--- Given task ---
Could you copy every line from the material below in which "能严格要求自己" appears?

--- Records provided ---
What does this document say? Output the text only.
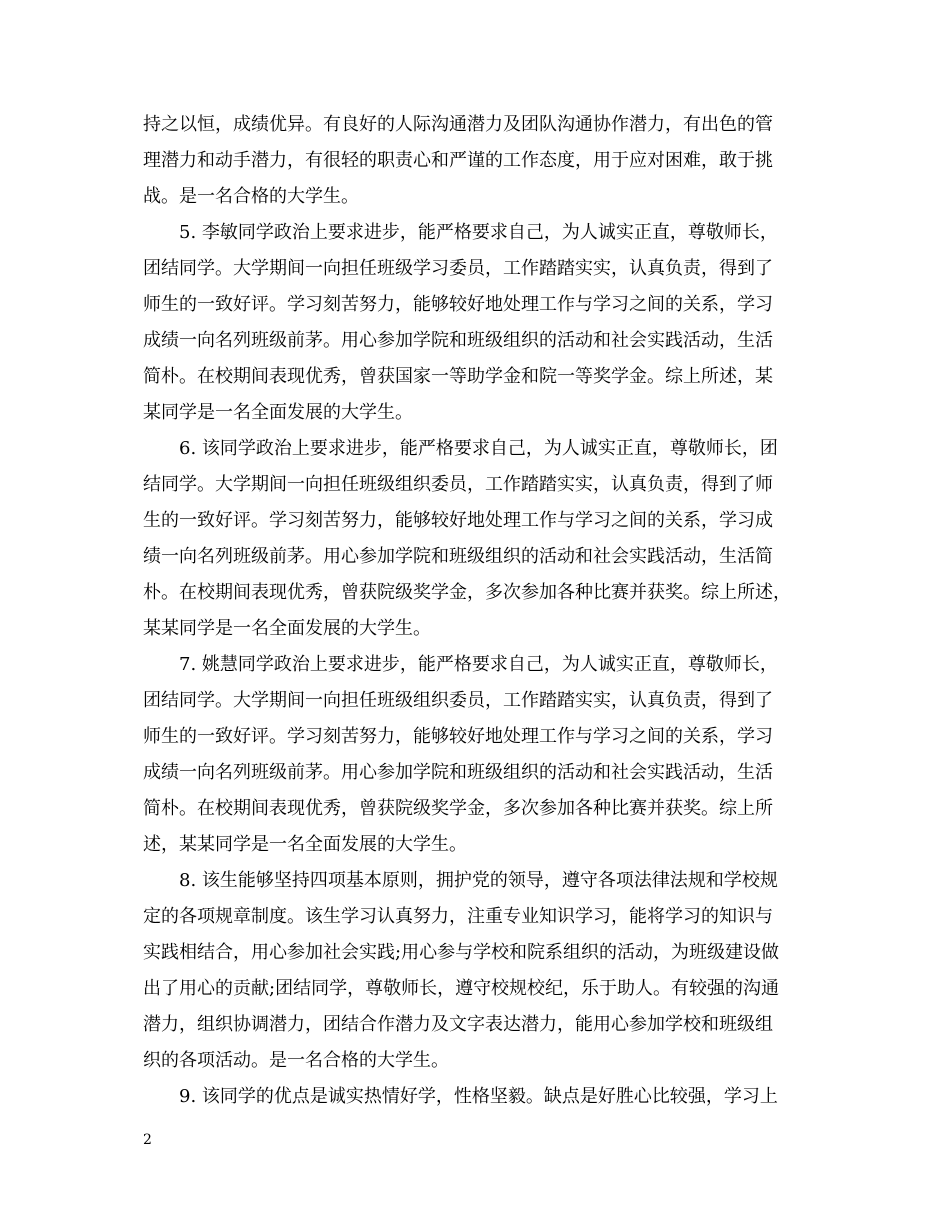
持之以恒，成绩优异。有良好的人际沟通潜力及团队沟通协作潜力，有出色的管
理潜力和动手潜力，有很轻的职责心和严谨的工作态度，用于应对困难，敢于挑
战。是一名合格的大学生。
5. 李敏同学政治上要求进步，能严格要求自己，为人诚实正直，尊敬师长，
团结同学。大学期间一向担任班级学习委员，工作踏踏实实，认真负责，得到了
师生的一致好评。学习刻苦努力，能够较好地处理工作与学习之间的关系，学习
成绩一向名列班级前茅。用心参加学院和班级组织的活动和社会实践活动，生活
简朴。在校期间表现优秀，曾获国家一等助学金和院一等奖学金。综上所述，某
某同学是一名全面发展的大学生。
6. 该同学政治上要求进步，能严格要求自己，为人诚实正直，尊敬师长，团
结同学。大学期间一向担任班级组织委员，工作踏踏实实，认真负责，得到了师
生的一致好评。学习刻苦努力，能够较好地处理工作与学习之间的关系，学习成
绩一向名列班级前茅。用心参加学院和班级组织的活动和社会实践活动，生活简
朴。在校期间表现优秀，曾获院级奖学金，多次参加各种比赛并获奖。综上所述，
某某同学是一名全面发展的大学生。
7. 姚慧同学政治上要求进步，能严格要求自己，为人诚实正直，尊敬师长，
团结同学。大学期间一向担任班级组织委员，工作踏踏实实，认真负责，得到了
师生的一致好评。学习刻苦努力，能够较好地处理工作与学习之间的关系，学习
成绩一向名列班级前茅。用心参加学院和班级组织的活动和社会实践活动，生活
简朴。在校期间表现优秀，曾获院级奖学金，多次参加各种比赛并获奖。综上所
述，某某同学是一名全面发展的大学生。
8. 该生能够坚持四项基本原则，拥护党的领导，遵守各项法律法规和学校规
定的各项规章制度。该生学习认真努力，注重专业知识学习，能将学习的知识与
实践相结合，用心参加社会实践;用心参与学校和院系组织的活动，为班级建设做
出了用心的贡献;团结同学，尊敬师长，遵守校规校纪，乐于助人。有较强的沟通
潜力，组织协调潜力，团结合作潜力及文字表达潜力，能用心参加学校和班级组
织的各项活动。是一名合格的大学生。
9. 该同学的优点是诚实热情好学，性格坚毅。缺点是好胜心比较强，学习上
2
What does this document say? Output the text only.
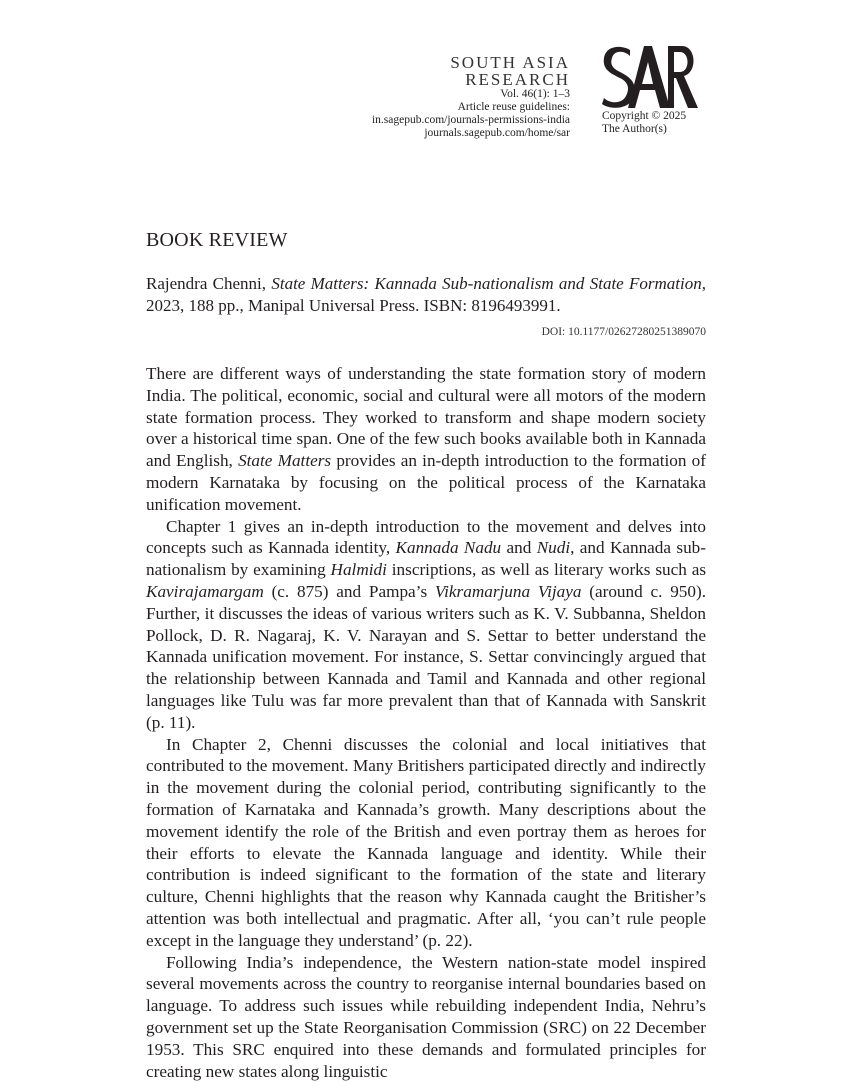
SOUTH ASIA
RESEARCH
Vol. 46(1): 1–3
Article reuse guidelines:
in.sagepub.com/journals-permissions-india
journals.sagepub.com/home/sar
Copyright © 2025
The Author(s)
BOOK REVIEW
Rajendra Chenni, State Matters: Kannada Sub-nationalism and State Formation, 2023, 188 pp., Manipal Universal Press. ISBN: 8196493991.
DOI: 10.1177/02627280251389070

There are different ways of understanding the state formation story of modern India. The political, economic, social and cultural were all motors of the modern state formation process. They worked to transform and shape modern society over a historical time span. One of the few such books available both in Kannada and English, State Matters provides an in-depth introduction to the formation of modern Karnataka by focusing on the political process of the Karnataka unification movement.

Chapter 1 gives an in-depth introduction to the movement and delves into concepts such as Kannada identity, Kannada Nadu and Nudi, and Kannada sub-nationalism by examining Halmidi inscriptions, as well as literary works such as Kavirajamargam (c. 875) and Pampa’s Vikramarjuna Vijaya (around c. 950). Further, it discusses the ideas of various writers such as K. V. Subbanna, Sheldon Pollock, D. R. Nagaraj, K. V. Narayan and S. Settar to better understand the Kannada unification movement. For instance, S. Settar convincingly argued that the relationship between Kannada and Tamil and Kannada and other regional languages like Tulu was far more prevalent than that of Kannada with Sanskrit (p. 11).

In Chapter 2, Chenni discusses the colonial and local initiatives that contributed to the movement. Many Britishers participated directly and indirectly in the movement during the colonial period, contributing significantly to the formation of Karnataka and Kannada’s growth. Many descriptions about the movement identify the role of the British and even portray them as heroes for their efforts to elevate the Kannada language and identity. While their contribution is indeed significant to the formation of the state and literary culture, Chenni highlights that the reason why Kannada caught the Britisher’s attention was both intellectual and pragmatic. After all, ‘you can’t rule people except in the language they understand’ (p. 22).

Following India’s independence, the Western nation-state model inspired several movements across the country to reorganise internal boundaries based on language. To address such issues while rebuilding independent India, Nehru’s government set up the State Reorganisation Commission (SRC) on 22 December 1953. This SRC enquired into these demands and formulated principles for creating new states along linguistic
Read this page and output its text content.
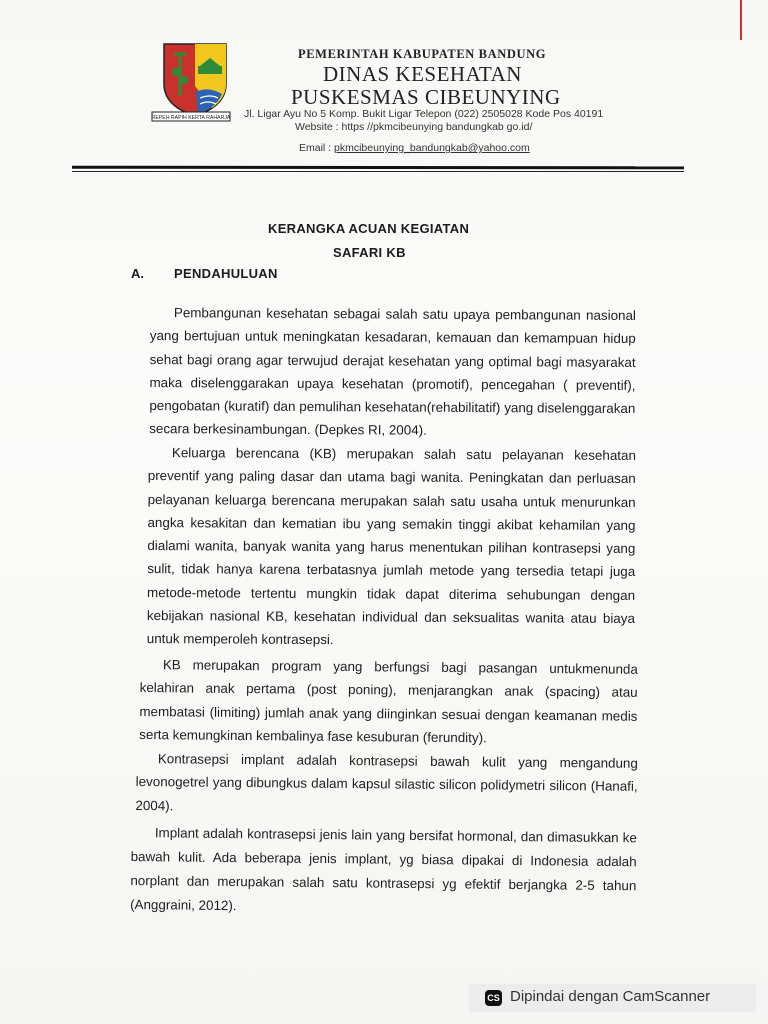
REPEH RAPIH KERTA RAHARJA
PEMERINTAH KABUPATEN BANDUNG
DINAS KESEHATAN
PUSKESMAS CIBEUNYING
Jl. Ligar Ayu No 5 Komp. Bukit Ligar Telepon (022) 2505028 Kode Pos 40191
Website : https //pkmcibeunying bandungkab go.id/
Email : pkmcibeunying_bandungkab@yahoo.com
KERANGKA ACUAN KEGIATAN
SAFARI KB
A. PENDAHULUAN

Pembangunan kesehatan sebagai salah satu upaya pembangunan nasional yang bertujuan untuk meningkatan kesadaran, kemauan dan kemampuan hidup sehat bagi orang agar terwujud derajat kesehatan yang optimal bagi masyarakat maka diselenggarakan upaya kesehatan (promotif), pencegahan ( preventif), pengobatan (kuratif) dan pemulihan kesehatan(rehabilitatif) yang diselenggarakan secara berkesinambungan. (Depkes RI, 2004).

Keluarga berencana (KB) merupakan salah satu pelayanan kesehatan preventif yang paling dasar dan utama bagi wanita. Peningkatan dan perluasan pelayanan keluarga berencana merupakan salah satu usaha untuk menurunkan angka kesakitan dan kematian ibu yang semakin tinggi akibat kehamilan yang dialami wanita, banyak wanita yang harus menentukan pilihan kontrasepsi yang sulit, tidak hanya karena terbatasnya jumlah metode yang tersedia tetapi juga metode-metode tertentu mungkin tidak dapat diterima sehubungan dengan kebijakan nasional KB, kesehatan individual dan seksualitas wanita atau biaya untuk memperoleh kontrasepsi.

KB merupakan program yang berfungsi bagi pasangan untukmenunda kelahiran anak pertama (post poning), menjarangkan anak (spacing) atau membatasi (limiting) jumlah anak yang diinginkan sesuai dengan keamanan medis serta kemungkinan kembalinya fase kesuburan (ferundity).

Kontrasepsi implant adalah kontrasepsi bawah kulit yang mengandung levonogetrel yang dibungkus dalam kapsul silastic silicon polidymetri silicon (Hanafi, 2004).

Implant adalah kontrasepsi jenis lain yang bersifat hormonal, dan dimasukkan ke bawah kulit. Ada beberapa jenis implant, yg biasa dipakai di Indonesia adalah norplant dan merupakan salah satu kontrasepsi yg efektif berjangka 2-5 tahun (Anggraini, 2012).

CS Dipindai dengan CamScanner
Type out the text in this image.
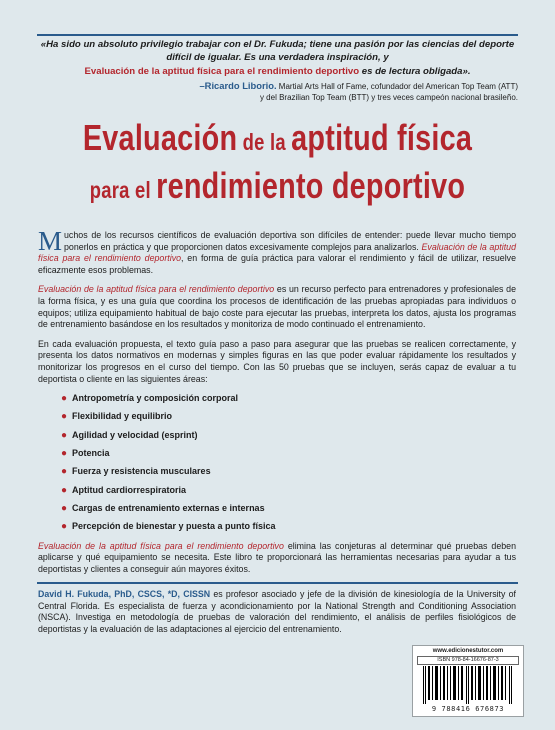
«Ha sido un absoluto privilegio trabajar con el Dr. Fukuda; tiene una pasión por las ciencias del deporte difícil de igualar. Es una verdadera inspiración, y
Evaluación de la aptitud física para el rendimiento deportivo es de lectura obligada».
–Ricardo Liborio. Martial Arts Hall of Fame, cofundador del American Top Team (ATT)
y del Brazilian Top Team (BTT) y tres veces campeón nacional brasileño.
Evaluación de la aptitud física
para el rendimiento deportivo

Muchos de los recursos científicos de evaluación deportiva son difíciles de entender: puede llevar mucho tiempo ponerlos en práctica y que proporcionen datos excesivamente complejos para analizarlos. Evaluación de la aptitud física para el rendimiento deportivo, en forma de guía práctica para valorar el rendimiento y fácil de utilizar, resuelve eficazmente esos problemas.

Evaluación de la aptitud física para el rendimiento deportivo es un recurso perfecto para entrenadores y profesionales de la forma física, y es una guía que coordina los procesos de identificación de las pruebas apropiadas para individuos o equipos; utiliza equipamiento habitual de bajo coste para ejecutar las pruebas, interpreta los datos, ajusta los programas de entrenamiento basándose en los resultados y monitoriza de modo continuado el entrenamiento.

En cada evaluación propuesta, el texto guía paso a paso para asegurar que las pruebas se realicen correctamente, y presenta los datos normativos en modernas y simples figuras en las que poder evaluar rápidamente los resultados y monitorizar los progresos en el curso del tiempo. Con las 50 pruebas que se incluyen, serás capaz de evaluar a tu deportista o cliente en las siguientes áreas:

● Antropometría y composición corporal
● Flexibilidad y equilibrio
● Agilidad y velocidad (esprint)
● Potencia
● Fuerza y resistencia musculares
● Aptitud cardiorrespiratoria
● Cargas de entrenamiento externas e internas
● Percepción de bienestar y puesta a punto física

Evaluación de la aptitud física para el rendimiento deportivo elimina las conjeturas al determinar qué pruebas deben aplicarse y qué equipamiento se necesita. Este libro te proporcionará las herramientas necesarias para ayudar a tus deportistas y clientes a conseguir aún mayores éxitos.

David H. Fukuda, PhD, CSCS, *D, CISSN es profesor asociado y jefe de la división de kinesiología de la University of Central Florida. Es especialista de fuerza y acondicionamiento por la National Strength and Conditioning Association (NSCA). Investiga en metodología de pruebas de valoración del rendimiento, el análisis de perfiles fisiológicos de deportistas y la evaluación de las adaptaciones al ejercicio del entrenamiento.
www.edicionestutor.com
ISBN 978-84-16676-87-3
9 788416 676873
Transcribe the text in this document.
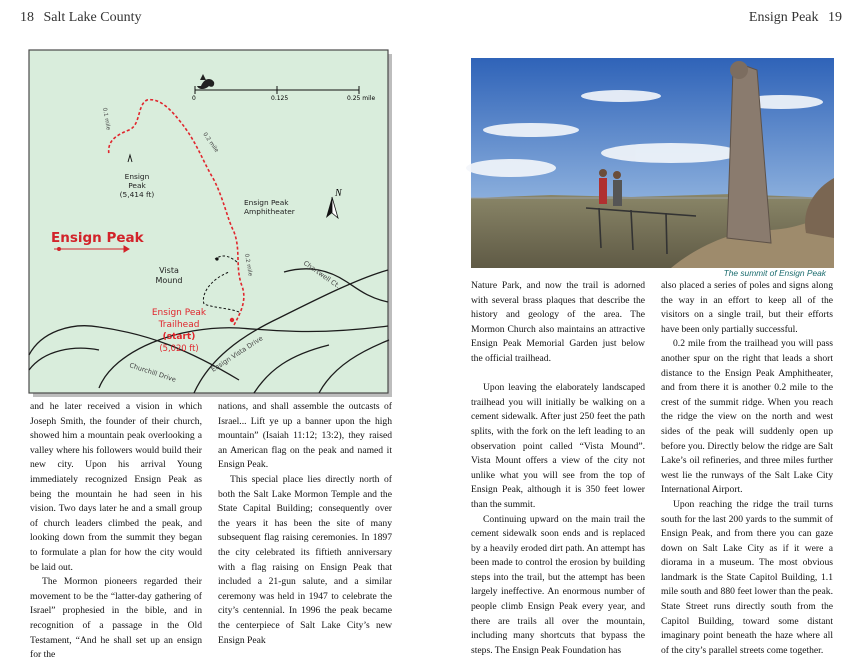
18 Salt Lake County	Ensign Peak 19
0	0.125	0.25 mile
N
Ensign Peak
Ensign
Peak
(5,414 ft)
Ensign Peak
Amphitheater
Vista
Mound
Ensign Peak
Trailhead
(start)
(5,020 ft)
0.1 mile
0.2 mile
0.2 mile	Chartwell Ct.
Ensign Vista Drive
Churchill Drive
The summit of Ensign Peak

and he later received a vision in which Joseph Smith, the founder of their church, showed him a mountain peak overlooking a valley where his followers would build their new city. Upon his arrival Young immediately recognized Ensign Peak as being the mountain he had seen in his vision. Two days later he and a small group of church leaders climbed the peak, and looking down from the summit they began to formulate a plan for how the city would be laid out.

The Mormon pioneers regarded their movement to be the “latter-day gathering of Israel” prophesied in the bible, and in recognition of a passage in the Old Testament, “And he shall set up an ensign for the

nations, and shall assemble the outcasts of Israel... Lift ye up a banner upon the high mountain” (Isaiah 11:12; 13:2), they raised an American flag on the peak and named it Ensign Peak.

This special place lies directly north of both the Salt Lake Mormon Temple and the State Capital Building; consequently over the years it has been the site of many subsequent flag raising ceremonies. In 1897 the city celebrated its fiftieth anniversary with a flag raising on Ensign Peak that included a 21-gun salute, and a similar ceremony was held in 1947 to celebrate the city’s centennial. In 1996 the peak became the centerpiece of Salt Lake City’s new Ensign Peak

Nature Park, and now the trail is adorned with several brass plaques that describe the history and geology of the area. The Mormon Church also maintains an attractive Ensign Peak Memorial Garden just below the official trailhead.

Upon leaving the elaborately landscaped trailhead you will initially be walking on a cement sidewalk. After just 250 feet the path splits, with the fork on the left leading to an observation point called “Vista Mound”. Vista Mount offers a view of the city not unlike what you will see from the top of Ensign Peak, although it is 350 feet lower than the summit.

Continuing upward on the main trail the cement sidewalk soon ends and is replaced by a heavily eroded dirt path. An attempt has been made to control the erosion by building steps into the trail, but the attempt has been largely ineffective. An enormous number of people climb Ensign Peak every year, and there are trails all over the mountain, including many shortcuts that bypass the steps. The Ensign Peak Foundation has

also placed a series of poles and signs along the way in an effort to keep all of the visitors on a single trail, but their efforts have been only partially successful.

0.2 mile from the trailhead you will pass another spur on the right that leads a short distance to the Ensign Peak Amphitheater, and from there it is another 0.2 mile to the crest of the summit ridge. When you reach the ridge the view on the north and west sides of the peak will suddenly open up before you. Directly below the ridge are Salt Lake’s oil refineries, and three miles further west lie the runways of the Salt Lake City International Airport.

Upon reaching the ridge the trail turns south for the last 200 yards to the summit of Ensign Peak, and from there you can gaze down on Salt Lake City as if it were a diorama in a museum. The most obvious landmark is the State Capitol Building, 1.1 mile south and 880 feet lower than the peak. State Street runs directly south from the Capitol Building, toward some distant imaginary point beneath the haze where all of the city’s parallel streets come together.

--- Completed exercise ---
5. 李敏同学政治上要求进步，能严格要求自己，为人诚实正直，尊敬师长，
6. 该同学政治上要求进步，能严格要求自己，为人诚实正直，尊敬师长，团
7. 姚慧同学政治上要求进步，能严格要求自己，为人诚实正直，尊敬师长，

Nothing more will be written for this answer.